[Dataset items]
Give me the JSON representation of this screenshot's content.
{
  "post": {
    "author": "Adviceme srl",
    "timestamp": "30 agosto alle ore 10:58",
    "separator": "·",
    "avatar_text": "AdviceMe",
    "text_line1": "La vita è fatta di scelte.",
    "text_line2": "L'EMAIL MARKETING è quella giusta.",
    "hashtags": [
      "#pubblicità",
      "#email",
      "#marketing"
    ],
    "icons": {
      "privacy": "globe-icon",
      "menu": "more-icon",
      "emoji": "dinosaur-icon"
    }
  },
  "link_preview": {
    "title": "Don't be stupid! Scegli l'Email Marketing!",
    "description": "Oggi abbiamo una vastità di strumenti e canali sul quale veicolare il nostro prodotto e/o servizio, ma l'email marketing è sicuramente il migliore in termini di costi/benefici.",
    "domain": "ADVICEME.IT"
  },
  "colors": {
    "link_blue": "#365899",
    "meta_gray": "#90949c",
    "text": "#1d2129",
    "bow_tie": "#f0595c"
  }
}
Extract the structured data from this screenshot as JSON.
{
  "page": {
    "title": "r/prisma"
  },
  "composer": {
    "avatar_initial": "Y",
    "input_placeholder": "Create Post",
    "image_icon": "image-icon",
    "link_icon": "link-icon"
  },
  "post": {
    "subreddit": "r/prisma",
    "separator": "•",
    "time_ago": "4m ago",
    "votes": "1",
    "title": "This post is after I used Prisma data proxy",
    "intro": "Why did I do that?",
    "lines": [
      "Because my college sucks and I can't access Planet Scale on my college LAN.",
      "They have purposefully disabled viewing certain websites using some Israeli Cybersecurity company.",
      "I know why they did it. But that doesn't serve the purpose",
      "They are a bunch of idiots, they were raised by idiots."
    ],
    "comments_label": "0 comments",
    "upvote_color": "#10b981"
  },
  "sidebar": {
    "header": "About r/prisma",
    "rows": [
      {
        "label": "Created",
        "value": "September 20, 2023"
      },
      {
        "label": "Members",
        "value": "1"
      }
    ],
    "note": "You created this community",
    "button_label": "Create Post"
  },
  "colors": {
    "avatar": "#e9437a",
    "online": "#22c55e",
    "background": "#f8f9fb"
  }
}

==

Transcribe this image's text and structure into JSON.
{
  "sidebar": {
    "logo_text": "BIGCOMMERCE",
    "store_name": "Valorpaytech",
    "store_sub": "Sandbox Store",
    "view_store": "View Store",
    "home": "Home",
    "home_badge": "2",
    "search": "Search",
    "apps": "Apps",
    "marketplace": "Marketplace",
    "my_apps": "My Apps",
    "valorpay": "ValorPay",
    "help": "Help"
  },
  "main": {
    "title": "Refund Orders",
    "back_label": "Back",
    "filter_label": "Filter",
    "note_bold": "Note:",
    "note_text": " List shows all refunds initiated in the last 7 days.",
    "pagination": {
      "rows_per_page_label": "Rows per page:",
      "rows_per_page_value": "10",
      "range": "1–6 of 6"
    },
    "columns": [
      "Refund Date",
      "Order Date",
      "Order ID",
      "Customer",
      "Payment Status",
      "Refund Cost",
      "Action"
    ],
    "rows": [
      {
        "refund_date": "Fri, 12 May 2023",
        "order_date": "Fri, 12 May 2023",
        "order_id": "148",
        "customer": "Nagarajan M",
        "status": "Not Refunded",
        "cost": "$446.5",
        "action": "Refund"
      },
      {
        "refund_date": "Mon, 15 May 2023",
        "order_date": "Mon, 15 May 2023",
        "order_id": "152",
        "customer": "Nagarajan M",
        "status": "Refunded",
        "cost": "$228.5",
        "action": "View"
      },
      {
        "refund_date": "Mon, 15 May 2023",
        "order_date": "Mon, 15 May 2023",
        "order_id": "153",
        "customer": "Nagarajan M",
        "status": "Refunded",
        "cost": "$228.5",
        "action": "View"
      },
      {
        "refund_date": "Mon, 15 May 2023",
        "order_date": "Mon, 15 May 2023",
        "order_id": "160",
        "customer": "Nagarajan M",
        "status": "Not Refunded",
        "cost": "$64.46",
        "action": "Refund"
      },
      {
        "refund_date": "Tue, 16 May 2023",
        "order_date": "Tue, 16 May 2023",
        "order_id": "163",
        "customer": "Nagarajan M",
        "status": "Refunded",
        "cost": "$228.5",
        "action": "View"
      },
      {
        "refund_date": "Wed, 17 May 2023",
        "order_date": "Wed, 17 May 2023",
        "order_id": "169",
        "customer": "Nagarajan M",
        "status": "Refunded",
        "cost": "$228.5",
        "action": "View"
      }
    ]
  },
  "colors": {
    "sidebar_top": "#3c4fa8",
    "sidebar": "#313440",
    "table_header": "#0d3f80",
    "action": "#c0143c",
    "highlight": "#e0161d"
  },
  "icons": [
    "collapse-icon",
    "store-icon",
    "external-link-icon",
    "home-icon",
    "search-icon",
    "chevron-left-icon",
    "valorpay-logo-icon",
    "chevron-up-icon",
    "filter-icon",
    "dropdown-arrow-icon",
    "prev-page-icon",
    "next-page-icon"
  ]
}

==

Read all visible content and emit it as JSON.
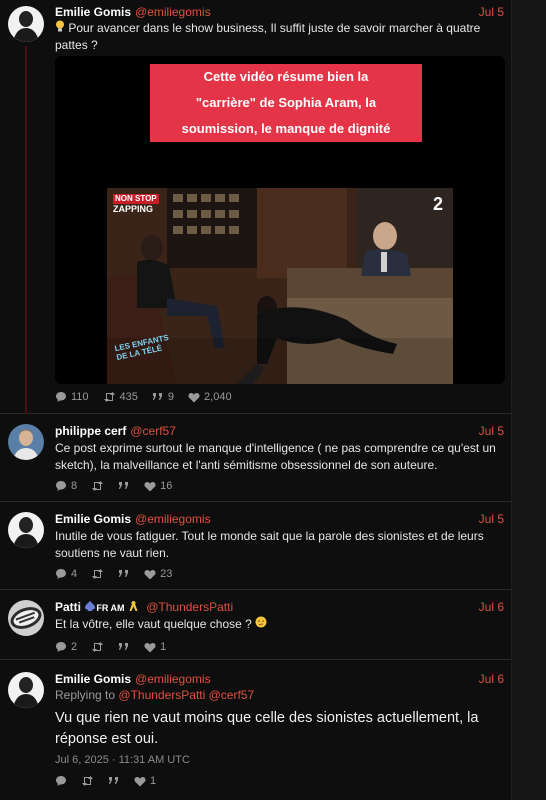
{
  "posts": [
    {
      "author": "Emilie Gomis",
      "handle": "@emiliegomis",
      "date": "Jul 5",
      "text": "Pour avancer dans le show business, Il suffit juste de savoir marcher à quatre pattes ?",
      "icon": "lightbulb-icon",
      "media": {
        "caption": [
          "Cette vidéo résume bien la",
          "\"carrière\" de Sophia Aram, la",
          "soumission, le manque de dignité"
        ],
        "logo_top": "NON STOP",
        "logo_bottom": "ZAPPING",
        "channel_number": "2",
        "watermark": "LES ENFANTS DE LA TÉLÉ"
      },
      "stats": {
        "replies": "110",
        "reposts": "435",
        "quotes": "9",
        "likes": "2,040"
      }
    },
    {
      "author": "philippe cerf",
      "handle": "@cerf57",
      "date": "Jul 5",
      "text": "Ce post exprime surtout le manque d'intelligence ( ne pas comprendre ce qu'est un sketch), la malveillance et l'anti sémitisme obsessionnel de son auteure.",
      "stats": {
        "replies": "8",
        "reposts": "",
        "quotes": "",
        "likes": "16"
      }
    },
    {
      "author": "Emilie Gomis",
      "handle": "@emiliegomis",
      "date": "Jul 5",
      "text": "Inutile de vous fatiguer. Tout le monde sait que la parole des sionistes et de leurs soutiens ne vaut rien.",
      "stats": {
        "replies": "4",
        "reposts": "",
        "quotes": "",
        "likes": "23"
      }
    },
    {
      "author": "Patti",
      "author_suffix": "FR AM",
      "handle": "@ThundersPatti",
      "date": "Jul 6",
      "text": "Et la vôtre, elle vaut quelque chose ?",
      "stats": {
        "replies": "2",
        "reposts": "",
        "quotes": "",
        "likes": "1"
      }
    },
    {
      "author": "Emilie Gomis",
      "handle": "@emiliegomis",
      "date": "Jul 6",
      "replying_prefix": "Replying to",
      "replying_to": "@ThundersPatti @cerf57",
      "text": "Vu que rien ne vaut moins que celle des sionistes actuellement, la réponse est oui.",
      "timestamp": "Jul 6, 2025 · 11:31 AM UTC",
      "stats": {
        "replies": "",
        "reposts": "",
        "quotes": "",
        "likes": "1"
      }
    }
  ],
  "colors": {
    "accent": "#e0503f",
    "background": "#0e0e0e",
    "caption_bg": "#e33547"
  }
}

#### [WRITTEN PROBLEM]
Locate and copy each line in the data above that includes the word "title".

#### [TASK RESPONSE]
    "title": "Don't be stupid! Scegli l'Email Marketing!",
    "title": "r/prisma"
    "title": "This post is after I used Prisma data proxy",
    "title": "Refund Orders",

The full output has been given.